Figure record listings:
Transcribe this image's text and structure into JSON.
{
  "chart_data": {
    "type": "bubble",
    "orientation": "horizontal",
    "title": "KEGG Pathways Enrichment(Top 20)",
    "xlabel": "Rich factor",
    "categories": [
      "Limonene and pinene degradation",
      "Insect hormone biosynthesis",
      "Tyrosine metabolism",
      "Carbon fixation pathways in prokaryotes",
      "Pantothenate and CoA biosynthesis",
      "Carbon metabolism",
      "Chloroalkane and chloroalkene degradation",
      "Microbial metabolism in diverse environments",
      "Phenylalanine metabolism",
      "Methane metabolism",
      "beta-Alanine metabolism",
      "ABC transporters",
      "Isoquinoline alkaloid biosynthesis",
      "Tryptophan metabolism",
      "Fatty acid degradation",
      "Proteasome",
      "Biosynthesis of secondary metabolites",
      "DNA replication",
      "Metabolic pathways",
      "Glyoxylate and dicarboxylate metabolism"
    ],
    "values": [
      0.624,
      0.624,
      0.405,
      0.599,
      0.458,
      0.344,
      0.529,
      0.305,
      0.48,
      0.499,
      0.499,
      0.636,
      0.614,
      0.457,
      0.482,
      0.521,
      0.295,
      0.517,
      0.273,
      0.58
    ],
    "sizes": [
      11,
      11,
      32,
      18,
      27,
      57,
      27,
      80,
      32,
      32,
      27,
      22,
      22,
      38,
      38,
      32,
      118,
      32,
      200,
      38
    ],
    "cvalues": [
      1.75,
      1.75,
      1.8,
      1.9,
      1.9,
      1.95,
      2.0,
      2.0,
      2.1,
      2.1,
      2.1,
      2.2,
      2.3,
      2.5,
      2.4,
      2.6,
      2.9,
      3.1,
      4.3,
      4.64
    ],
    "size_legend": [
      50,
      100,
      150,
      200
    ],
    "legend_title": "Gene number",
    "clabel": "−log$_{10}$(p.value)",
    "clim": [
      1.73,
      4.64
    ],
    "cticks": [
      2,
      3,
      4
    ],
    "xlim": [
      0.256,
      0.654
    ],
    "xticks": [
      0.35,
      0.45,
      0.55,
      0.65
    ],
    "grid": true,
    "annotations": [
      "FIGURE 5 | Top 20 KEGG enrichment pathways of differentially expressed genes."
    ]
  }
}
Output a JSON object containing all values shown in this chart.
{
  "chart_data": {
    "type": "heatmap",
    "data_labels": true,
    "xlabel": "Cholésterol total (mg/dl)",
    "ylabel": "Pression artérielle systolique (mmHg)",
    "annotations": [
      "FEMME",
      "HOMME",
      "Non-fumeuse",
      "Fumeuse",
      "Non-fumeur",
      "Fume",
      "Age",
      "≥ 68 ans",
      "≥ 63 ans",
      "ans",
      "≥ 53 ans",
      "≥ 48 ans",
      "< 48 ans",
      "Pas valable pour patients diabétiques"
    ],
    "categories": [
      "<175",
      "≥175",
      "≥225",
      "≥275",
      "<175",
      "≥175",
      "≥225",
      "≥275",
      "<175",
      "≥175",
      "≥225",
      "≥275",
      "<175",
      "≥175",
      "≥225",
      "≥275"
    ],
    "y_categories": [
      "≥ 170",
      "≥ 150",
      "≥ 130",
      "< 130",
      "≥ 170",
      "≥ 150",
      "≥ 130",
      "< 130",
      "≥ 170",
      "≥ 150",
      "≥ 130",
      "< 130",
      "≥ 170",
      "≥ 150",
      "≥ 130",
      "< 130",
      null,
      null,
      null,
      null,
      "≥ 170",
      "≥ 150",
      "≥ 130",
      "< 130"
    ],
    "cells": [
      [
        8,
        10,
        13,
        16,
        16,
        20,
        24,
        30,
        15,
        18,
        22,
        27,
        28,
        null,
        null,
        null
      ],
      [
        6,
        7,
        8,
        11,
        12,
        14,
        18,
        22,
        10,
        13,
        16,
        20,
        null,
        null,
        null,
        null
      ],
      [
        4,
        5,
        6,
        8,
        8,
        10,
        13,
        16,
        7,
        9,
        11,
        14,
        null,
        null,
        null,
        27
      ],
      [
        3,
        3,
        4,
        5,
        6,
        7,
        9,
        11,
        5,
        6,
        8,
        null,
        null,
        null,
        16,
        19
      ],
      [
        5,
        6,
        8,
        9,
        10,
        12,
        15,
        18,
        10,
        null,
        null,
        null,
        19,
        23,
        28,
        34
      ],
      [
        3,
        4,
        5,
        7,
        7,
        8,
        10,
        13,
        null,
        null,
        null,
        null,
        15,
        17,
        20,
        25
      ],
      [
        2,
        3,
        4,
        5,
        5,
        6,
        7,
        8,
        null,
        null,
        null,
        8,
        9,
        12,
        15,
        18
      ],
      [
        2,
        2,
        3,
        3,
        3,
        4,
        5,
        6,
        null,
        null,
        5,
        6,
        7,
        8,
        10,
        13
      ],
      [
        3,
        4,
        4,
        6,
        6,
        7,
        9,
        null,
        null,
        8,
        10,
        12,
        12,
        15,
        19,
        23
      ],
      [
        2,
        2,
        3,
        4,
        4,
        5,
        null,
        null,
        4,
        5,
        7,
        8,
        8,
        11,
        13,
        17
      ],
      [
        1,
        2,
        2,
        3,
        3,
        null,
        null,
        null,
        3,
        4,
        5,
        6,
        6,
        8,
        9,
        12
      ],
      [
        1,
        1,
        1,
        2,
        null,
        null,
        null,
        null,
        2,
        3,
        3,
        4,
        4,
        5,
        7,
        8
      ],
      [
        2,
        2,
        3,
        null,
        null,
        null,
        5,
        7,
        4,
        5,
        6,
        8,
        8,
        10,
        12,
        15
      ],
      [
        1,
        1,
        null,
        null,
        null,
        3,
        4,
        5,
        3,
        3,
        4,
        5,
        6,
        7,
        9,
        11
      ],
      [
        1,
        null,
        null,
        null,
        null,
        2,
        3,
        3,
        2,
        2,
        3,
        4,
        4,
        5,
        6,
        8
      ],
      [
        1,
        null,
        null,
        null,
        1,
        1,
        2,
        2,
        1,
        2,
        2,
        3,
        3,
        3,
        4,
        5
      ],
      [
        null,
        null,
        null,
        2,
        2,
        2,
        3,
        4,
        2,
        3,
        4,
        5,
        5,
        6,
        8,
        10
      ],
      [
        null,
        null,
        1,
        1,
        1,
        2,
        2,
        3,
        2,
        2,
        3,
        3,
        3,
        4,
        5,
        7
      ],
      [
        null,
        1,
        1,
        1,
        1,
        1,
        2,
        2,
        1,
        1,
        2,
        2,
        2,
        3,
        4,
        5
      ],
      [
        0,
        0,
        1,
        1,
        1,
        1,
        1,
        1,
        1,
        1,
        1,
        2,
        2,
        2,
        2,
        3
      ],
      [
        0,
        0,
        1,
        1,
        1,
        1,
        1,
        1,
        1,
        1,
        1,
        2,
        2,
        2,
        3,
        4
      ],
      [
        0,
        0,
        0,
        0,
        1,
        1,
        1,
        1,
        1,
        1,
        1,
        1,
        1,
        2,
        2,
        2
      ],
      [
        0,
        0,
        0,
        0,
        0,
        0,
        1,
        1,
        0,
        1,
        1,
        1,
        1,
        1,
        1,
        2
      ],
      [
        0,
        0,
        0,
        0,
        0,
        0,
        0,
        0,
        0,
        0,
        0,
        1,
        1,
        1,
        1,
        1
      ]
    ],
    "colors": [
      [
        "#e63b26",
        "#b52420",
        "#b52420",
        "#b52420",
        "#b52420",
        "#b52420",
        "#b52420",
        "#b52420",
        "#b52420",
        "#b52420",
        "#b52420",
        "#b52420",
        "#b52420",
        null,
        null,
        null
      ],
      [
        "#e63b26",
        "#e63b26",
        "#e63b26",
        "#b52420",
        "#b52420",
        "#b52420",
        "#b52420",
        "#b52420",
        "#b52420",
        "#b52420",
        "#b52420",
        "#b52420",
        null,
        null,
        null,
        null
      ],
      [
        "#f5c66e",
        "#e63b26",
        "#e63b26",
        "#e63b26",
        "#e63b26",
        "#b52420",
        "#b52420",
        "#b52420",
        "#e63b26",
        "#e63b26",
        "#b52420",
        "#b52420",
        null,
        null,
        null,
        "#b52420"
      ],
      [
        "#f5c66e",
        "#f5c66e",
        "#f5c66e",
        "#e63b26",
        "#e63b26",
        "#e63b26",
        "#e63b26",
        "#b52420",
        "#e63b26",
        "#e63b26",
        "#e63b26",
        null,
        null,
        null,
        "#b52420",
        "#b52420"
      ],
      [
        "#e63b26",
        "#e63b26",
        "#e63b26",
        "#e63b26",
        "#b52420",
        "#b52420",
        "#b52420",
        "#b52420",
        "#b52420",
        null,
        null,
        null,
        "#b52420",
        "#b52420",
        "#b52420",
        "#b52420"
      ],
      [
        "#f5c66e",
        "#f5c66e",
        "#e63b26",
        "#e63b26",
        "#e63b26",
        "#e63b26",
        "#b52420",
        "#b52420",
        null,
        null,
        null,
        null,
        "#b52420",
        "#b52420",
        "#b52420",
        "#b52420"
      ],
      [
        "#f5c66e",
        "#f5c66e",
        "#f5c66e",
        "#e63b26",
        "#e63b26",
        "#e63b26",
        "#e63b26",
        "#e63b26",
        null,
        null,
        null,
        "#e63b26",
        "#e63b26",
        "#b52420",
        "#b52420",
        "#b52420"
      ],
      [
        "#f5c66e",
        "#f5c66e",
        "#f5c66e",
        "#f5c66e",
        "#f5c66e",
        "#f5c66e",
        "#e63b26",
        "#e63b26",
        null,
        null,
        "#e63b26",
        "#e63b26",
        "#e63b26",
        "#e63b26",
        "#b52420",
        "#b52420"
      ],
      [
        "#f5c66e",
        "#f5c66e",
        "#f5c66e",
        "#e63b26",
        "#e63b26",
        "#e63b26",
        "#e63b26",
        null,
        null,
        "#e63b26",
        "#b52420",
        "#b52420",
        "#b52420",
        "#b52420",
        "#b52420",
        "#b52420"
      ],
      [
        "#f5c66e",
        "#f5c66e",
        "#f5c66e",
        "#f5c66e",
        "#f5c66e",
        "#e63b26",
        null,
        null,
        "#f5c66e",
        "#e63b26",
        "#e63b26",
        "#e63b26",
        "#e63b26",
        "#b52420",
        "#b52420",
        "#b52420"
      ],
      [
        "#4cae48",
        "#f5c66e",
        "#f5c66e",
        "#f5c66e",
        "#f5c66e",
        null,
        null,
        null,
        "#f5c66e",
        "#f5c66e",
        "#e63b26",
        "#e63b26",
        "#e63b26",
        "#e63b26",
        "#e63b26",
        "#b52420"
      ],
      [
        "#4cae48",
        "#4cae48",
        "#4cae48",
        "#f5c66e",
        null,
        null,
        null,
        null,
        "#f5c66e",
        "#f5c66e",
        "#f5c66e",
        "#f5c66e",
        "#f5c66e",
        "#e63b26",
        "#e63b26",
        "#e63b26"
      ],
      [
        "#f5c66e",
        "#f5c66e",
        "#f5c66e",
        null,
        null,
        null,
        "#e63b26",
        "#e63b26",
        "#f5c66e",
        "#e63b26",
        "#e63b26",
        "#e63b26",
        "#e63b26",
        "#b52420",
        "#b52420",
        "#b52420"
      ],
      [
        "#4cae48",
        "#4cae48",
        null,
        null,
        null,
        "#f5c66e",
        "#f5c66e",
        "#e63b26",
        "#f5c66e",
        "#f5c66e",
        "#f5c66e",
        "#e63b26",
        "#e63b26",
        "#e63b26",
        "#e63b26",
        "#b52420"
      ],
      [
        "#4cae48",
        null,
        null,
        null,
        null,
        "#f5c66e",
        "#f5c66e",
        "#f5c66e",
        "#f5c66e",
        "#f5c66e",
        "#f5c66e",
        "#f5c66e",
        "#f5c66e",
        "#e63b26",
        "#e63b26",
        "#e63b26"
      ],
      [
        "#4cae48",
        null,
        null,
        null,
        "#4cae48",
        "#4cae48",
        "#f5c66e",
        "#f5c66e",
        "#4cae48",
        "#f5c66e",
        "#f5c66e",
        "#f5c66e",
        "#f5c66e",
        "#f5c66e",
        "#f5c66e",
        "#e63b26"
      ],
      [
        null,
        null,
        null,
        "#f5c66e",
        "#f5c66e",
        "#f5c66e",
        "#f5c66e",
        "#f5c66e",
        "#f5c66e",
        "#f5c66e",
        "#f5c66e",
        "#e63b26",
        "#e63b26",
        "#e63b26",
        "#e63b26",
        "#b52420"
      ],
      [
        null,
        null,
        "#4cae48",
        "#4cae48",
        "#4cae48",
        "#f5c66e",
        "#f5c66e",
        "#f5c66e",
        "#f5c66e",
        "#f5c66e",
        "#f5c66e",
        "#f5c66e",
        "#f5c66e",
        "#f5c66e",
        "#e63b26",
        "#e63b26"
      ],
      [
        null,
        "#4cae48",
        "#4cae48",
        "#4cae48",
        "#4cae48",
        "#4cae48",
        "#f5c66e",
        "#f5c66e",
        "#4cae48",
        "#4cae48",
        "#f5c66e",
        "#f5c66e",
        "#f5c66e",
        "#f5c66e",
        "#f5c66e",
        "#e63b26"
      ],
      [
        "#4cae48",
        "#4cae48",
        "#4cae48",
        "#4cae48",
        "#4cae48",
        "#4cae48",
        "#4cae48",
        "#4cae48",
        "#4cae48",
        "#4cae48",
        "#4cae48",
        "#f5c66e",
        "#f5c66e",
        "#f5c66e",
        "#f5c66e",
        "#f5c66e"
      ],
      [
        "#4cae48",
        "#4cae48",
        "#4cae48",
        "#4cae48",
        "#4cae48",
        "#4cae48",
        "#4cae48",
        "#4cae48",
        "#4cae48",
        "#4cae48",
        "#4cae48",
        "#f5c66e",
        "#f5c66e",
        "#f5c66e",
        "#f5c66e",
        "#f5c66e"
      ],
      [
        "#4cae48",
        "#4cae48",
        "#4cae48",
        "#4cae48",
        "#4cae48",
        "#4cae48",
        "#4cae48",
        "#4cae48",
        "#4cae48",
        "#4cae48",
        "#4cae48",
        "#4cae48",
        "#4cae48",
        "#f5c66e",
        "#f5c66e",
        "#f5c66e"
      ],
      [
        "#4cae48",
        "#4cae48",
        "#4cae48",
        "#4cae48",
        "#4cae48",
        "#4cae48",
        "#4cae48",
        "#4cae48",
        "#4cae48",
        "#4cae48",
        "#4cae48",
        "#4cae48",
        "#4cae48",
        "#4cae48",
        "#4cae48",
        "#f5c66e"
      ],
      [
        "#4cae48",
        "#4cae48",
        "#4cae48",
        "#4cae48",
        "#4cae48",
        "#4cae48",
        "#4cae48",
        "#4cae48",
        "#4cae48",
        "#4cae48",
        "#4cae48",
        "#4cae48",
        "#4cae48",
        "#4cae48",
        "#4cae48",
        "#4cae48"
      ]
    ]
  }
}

Work instructions: Say how many lines in the data include the string "KEGG", giving the number alone.

Response: 2